--- Instruction ---
Each line of the data that includes the string "color" is to be copied out.

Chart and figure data
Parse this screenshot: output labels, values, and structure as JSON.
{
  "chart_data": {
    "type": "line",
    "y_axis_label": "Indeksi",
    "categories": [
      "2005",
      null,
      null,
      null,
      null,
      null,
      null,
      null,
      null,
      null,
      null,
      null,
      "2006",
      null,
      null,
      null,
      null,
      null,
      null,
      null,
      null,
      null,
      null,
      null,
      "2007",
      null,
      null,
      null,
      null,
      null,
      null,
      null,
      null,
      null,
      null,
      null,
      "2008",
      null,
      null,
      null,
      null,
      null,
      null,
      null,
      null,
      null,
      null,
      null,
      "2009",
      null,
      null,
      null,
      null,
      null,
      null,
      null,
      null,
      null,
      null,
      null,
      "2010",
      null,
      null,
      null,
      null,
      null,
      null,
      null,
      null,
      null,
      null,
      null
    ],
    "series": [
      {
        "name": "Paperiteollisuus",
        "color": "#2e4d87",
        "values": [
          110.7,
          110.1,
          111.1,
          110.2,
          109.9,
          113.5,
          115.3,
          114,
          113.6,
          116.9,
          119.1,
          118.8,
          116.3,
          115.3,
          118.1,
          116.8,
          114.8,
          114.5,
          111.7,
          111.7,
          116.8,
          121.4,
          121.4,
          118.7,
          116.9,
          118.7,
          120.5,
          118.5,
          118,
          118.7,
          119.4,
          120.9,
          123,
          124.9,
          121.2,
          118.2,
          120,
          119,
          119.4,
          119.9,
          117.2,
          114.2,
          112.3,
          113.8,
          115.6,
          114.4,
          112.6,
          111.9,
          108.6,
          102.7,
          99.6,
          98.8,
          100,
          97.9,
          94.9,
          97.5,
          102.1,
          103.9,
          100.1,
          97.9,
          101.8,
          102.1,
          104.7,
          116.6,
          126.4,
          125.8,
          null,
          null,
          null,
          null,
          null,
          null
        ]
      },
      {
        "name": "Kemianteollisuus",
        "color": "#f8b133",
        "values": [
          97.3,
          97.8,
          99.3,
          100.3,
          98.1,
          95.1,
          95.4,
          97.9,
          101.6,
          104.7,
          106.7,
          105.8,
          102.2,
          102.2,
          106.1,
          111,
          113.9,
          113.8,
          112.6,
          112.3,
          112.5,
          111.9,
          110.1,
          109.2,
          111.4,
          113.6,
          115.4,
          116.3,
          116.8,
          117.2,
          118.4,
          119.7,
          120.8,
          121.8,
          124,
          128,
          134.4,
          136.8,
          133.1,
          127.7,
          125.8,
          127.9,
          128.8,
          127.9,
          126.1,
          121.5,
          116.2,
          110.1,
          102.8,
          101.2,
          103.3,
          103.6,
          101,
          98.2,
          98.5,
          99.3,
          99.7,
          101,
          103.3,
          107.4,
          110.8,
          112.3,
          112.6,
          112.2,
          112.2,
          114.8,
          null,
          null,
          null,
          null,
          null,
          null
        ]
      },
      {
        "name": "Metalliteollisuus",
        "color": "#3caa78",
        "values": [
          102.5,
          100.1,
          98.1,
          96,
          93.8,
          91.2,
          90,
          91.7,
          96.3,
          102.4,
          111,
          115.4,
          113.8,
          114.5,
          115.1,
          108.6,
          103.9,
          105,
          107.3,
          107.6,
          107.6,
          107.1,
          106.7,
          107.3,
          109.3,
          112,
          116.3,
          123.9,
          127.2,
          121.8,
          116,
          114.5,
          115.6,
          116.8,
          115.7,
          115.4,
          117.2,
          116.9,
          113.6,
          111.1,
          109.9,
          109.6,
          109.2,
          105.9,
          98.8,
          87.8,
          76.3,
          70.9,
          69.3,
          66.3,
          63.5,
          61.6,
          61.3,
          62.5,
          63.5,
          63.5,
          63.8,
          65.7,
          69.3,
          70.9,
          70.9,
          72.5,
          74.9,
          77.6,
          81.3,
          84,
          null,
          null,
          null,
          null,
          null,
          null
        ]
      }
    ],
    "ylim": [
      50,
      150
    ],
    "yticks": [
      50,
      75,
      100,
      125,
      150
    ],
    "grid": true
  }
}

--- Complete output ---
        "color": "#2e4d87",
        "color": "#f8b133",
        "color": "#3caa78",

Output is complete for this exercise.